What to produce
Scan the data below. Pull out each line where "Africa" occurs.

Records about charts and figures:

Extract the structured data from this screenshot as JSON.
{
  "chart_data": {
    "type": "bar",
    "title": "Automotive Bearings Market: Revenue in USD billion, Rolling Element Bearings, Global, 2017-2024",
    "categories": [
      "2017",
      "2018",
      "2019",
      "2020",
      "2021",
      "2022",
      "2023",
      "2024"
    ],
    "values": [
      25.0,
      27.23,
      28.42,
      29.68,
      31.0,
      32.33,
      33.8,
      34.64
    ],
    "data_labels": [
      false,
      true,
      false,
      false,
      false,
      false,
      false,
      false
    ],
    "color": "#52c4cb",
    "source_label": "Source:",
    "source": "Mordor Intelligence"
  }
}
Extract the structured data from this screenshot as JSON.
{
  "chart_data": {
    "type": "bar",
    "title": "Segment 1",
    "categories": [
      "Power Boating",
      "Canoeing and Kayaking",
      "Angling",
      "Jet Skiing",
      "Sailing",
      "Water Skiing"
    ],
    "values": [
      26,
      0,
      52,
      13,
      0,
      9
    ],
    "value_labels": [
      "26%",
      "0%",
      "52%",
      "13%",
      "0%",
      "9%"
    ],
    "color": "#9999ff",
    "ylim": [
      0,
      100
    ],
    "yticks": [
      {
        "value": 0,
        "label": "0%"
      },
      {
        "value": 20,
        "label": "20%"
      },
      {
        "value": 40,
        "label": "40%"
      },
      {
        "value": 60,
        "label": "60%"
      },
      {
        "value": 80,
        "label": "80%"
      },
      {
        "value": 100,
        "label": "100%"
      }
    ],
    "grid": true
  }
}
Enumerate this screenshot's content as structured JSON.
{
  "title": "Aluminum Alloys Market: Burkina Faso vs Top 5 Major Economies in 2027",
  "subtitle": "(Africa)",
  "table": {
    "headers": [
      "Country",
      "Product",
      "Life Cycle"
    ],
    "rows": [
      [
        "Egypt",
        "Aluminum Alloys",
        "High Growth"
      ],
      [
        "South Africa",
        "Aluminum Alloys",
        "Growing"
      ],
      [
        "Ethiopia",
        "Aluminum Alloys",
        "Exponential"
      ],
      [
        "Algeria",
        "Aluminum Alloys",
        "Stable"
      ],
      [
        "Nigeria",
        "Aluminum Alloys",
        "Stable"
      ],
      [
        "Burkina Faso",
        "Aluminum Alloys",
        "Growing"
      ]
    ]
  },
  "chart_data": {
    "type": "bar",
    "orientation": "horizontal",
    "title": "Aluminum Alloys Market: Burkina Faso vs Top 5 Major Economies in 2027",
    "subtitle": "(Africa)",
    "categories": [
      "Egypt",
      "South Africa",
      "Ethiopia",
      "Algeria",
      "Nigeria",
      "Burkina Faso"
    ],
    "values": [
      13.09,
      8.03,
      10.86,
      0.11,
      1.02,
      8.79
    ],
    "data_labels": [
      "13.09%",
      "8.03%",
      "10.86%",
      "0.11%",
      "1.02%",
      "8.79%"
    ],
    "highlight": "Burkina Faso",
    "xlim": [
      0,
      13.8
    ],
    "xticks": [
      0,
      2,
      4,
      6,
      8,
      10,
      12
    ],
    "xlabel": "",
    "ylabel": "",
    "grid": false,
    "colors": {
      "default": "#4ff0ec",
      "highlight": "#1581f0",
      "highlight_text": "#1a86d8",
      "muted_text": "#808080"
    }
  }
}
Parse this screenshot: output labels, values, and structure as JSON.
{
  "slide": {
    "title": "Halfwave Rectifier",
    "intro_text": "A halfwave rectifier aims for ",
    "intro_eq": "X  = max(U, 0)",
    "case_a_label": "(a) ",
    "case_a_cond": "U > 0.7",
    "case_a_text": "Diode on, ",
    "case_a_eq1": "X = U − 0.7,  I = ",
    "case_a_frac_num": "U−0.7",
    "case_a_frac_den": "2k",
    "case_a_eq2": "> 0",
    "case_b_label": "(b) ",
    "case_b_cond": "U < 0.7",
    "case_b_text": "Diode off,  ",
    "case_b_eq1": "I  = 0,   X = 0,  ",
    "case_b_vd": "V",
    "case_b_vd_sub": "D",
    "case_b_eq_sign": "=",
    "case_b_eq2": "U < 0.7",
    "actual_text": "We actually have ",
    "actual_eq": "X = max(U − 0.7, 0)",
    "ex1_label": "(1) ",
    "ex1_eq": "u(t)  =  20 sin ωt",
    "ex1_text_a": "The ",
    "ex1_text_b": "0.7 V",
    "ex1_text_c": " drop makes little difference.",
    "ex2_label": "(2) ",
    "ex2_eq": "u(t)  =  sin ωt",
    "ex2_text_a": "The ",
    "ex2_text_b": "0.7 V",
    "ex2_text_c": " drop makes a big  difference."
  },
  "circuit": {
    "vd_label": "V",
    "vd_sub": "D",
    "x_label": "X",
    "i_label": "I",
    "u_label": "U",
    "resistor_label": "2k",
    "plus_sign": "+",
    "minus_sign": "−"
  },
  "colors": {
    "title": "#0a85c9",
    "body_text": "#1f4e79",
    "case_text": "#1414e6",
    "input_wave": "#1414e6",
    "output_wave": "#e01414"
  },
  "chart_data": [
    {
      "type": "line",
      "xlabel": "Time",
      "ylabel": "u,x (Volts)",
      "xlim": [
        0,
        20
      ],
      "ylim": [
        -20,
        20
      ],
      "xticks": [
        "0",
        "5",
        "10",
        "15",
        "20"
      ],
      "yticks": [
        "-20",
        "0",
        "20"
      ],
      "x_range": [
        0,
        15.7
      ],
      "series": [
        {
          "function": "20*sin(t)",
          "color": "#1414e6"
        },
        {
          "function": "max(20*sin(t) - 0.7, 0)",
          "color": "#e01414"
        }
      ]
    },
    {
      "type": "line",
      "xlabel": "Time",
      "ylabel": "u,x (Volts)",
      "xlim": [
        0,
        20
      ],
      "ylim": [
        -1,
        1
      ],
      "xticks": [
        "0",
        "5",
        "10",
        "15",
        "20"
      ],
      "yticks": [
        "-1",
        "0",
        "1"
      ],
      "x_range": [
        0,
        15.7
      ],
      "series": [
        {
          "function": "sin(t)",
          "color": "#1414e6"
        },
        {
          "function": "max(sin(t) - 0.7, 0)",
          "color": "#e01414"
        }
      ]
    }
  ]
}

Answer in full
  "subtitle": "(Africa)",
        "South Africa",
    "subtitle": "(Africa)",
      "South Africa",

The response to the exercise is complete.